## Problem statement:
Check each line for the word "name" and give how many have it. Say nothing else.
— start of Exercise data —
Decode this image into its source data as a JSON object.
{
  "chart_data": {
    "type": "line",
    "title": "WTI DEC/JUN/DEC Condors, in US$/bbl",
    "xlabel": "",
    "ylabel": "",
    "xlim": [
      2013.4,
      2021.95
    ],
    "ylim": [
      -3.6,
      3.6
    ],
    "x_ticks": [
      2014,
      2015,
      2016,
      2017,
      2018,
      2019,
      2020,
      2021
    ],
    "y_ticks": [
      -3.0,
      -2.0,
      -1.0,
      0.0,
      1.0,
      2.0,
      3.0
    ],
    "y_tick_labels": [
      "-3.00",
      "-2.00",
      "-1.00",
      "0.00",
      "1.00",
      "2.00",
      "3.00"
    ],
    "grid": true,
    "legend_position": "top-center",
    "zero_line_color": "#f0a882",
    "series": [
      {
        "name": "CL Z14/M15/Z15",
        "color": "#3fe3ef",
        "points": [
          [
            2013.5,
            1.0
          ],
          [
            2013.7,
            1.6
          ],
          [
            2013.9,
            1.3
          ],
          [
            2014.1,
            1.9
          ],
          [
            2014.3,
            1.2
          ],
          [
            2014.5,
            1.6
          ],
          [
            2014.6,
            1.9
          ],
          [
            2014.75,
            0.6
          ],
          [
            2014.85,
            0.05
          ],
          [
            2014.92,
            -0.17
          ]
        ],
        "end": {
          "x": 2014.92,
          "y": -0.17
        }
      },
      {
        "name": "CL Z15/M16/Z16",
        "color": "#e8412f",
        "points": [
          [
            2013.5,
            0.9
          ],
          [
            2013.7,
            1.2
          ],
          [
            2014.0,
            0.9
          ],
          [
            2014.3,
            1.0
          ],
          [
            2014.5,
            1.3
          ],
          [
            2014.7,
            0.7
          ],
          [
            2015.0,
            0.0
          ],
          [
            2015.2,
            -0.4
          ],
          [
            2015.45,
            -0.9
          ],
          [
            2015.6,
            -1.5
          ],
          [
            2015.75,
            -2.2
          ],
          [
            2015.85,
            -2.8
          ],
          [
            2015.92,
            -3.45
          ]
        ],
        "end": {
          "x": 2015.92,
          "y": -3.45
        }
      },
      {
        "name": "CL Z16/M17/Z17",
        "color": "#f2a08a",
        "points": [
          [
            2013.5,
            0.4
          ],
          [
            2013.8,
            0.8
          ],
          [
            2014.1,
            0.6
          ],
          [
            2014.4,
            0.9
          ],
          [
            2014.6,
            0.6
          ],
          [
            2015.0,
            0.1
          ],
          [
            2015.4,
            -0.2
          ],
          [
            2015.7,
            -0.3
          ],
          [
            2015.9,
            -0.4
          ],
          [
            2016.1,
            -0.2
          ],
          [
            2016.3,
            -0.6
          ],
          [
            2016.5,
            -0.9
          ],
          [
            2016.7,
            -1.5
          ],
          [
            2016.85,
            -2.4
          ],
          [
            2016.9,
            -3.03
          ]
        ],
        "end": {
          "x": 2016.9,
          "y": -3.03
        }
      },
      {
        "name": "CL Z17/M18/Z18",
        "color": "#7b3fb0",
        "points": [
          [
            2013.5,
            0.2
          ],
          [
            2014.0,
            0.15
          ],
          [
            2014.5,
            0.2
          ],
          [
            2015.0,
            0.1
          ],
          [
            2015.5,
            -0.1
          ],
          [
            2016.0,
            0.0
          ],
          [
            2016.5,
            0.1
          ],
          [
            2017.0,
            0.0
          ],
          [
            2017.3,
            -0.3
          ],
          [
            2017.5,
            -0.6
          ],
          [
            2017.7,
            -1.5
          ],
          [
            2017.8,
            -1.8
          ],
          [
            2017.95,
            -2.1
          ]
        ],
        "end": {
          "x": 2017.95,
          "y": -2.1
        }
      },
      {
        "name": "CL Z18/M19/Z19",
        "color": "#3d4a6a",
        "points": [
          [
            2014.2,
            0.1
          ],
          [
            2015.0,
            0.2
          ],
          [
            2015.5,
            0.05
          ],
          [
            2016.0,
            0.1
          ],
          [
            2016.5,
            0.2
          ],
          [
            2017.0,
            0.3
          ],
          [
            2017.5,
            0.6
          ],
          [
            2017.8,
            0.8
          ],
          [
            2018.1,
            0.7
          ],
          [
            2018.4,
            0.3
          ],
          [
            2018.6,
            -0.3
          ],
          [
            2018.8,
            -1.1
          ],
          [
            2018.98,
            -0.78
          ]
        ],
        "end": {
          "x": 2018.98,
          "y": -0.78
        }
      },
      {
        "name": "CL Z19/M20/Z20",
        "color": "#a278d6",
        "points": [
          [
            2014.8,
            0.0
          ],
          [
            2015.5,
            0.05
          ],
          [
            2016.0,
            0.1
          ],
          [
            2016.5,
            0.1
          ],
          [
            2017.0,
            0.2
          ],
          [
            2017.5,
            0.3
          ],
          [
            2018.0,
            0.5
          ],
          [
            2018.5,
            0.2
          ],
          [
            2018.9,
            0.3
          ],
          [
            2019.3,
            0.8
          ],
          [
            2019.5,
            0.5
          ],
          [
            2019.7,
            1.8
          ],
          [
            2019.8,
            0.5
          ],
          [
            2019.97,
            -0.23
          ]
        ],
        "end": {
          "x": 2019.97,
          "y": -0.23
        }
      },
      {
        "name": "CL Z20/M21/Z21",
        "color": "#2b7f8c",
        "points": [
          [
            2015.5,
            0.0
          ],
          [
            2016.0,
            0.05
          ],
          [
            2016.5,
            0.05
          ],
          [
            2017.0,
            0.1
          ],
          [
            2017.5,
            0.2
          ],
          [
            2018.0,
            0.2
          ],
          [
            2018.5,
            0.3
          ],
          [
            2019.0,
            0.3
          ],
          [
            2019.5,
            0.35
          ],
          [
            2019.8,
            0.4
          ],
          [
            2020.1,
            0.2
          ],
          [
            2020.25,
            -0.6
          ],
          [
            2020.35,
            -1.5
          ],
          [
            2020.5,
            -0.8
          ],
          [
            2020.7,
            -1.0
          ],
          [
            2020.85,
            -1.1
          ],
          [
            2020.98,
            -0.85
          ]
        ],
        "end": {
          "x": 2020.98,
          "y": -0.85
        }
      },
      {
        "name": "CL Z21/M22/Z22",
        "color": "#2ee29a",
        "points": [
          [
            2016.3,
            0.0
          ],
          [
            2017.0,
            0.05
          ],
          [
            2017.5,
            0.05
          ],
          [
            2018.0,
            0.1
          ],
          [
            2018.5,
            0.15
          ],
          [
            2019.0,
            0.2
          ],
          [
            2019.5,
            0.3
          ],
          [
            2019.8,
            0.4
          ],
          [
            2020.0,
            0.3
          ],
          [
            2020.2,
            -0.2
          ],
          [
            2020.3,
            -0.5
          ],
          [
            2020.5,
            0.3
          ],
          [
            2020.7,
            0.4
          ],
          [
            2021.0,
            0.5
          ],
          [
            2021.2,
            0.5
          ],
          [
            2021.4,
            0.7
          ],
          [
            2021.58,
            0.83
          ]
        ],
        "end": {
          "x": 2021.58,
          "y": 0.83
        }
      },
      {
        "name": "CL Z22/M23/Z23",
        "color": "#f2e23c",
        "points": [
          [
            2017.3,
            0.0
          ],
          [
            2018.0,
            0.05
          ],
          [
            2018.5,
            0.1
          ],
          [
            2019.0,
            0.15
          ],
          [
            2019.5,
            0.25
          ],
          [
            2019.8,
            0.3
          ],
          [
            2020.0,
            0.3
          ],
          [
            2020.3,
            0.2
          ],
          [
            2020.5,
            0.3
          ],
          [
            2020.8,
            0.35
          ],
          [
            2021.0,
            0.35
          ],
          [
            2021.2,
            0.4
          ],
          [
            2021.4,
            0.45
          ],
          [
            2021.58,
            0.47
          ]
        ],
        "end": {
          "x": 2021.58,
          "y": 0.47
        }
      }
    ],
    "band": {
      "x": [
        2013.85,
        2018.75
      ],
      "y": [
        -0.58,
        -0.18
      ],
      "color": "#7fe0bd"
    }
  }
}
— end of Exercise data —
## The completed task:
9